What is asked. Write out the material below again, unchanged.

Records from a collection of figures.
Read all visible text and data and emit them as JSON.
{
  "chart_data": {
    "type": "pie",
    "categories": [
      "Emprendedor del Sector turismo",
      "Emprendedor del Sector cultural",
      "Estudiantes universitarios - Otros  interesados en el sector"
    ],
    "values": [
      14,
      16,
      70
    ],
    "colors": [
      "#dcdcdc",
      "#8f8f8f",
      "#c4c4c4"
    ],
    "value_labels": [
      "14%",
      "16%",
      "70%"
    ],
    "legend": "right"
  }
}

Finished exercise.
Read all visible text and data and emit them as JSON.
{
  "chart_data": {
    "type": "pie",
    "categories": [
      "Emprendedor del Sector turismo",
      "Emprendedor del Sector cultural",
      "Estudiantes universitarios - Otros  interesados en el sector"
    ],
    "values": [
      14,
      16,
      70
    ],
    "colors": [
      "#dcdcdc",
      "#8f8f8f",
      "#c4c4c4"
    ],
    "value_labels": [
      "14%",
      "16%",
      "70%"
    ],
    "legend": "right"
  }
}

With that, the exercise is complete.